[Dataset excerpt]

>> begin

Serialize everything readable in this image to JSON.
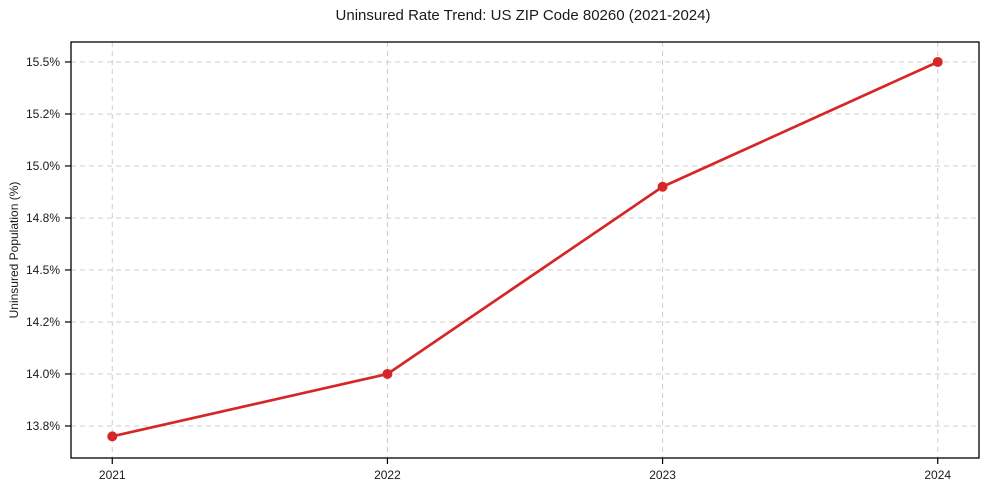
{
  "chart_data": {
    "type": "line",
    "title": "Uninsured Rate Trend: US ZIP Code 80260 (2021-2024)",
    "xlabel": "",
    "ylabel": "Uninsured Population (%)",
    "categories": [
      "2021",
      "2022",
      "2023",
      "2024"
    ],
    "x": [
      2021,
      2022,
      2023,
      2024
    ],
    "series": [
      {
        "values": [
          13.7,
          14.0,
          14.9,
          15.5
        ],
        "color": "#d62728",
        "marker": "circle",
        "marker_radius": 5,
        "line_width": 2.7
      }
    ],
    "yticks": [
      13.75,
      14.0,
      14.25,
      14.5,
      14.75,
      15.0,
      15.25,
      15.5
    ],
    "ytick_labels": [
      "13.8%",
      "14.0%",
      "14.2%",
      "14.5%",
      "14.8%",
      "15.0%",
      "15.2%",
      "15.5%"
    ],
    "ylim": [
      13.596,
      15.596
    ],
    "xlim": [
      2020.85,
      2024.15
    ],
    "grid": true,
    "grid_style": "dashed",
    "grid_color": "#cccccc",
    "axis_color": "#000000",
    "background": "#ffffff",
    "legend": "none"
  }
}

>> end

- **Directions**: Transcribe the whole listing exactly. Pictures stay out of your copy.

- **Answer to the problem**:
Serialize everything readable in this image to JSON.
{
  "chart_data": {
    "type": "line",
    "title": "Uninsured Rate Trend: US ZIP Code 80260 (2021-2024)",
    "xlabel": "",
    "ylabel": "Uninsured Population (%)",
    "categories": [
      "2021",
      "2022",
      "2023",
      "2024"
    ],
    "x": [
      2021,
      2022,
      2023,
      2024
    ],
    "series": [
      {
        "values": [
          13.7,
          14.0,
          14.9,
          15.5
        ],
        "color": "#d62728",
        "marker": "circle",
        "marker_radius": 5,
        "line_width": 2.7
      }
    ],
    "yticks": [
      13.75,
      14.0,
      14.25,
      14.5,
      14.75,
      15.0,
      15.25,
      15.5
    ],
    "ytick_labels": [
      "13.8%",
      "14.0%",
      "14.2%",
      "14.5%",
      "14.8%",
      "15.0%",
      "15.2%",
      "15.5%"
    ],
    "ylim": [
      13.596,
      15.596
    ],
    "xlim": [
      2020.85,
      2024.15
    ],
    "grid": true,
    "grid_style": "dashed",
    "grid_color": "#cccccc",
    "axis_color": "#000000",
    "background": "#ffffff",
    "legend": "none"
  }
}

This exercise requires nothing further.